►

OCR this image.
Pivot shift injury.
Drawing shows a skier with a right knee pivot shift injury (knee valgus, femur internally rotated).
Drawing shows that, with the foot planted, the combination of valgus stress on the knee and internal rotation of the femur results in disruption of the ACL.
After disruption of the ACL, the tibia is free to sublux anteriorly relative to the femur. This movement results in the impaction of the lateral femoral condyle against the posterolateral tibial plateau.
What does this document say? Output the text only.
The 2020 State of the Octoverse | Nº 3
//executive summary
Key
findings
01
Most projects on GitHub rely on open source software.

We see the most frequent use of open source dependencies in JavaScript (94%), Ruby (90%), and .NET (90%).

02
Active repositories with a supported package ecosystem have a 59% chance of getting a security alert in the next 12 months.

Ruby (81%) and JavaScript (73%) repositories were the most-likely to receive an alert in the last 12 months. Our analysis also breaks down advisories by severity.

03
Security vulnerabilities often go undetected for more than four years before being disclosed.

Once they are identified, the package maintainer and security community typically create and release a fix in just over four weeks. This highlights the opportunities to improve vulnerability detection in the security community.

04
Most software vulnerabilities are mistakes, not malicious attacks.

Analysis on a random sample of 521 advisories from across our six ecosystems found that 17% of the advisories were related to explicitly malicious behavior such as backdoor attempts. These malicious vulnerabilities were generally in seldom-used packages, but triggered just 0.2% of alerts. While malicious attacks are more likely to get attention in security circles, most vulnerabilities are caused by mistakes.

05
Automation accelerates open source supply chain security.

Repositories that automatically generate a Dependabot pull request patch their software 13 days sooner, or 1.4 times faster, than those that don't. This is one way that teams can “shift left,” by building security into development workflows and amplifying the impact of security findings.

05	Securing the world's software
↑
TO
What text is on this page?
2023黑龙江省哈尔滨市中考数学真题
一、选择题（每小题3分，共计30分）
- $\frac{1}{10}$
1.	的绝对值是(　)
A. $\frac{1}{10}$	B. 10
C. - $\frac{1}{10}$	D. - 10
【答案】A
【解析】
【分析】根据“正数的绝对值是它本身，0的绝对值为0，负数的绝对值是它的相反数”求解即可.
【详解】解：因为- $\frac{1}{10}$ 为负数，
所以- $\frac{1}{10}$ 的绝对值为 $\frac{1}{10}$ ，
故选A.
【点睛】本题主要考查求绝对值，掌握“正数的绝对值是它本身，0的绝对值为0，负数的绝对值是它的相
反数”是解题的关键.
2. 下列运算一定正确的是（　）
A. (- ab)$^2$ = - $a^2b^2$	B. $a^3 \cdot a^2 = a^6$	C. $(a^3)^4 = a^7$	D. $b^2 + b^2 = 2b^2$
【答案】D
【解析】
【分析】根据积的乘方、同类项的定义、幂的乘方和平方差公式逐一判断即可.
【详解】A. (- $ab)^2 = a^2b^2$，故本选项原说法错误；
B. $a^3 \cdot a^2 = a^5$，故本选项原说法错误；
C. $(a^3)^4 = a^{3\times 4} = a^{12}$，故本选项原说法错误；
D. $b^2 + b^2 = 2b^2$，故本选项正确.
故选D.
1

◄

* [Work instructions]
Transcribe the material above in its entirety. Match it exactly.

* [Worked solution]
OCR this image.
Pivot shift injury.
Drawing shows a skier with a right knee pivot shift injury (knee valgus, femur internally rotated).
Drawing shows that, with the foot planted, the combination of valgus stress on the knee and internal rotation of the femur results in disruption of the ACL.
After disruption of the ACL, the tibia is free to sublux anteriorly relative to the femur. This movement results in the impaction of the lateral femoral condyle against the posterolateral tibial plateau.
What does this document say? Output the text only.
The 2020 State of the Octoverse | Nº 3
//executive summary
Key
findings
01
Most projects on GitHub rely on open source software.

We see the most frequent use of open source dependencies in JavaScript (94%), Ruby (90%), and .NET (90%).

02
Active repositories with a supported package ecosystem have a 59% chance of getting a security alert in the next 12 months.

Ruby (81%) and JavaScript (73%) repositories were the most-likely to receive an alert in the last 12 months. Our analysis also breaks down advisories by severity.

03
Security vulnerabilities often go undetected for more than four years before being disclosed.

Once they are identified, the package maintainer and security community typically create and release a fix in just over four weeks. This highlights the opportunities to improve vulnerability detection in the security community.

04
Most software vulnerabilities are mistakes, not malicious attacks.

Analysis on a random sample of 521 advisories from across our six ecosystems found that 17% of the advisories were related to explicitly malicious behavior such as backdoor attempts. These malicious vulnerabilities were generally in seldom-used packages, but triggered just 0.2% of alerts. While malicious attacks are more likely to get attention in security circles, most vulnerabilities are caused by mistakes.

05
Automation accelerates open source supply chain security.

Repositories that automatically generate a Dependabot pull request patch their software 13 days sooner, or 1.4 times faster, than those that don't. This is one way that teams can “shift left,” by building security into development workflows and amplifying the impact of security findings.

05	Securing the world's software
↑
TO
What text is on this page?
2023黑龙江省哈尔滨市中考数学真题
一、选择题（每小题3分，共计30分）
- $\frac{1}{10}$
1.	的绝对值是(　)
A. $\frac{1}{10}$	B. 10
C. - $\frac{1}{10}$	D. - 10
【答案】A
【解析】
【分析】根据“正数的绝对值是它本身，0的绝对值为0，负数的绝对值是它的相反数”求解即可.
【详解】解：因为- $\frac{1}{10}$ 为负数，
所以- $\frac{1}{10}$ 的绝对值为 $\frac{1}{10}$ ，
故选A.
【点睛】本题主要考查求绝对值，掌握“正数的绝对值是它本身，0的绝对值为0，负数的绝对值是它的相
反数”是解题的关键.
2. 下列运算一定正确的是（　）
A. (- ab)$^2$ = - $a^2b^2$	B. $a^3 \cdot a^2 = a^6$	C. $(a^3)^4 = a^7$	D. $b^2 + b^2 = 2b^2$
【答案】D
【解析】
【分析】根据积的乘方、同类项的定义、幂的乘方和平方差公式逐一判断即可.
【详解】A. (- $ab)^2 = a^2b^2$，故本选项原说法错误；
B. $a^3 \cdot a^2 = a^5$，故本选项原说法错误；
C. $(a^3)^4 = a^{3\times 4} = a^{12}$，故本选项原说法错误；
D. $b^2 + b^2 = 2b^2$，故本选项正确.
故选D.
1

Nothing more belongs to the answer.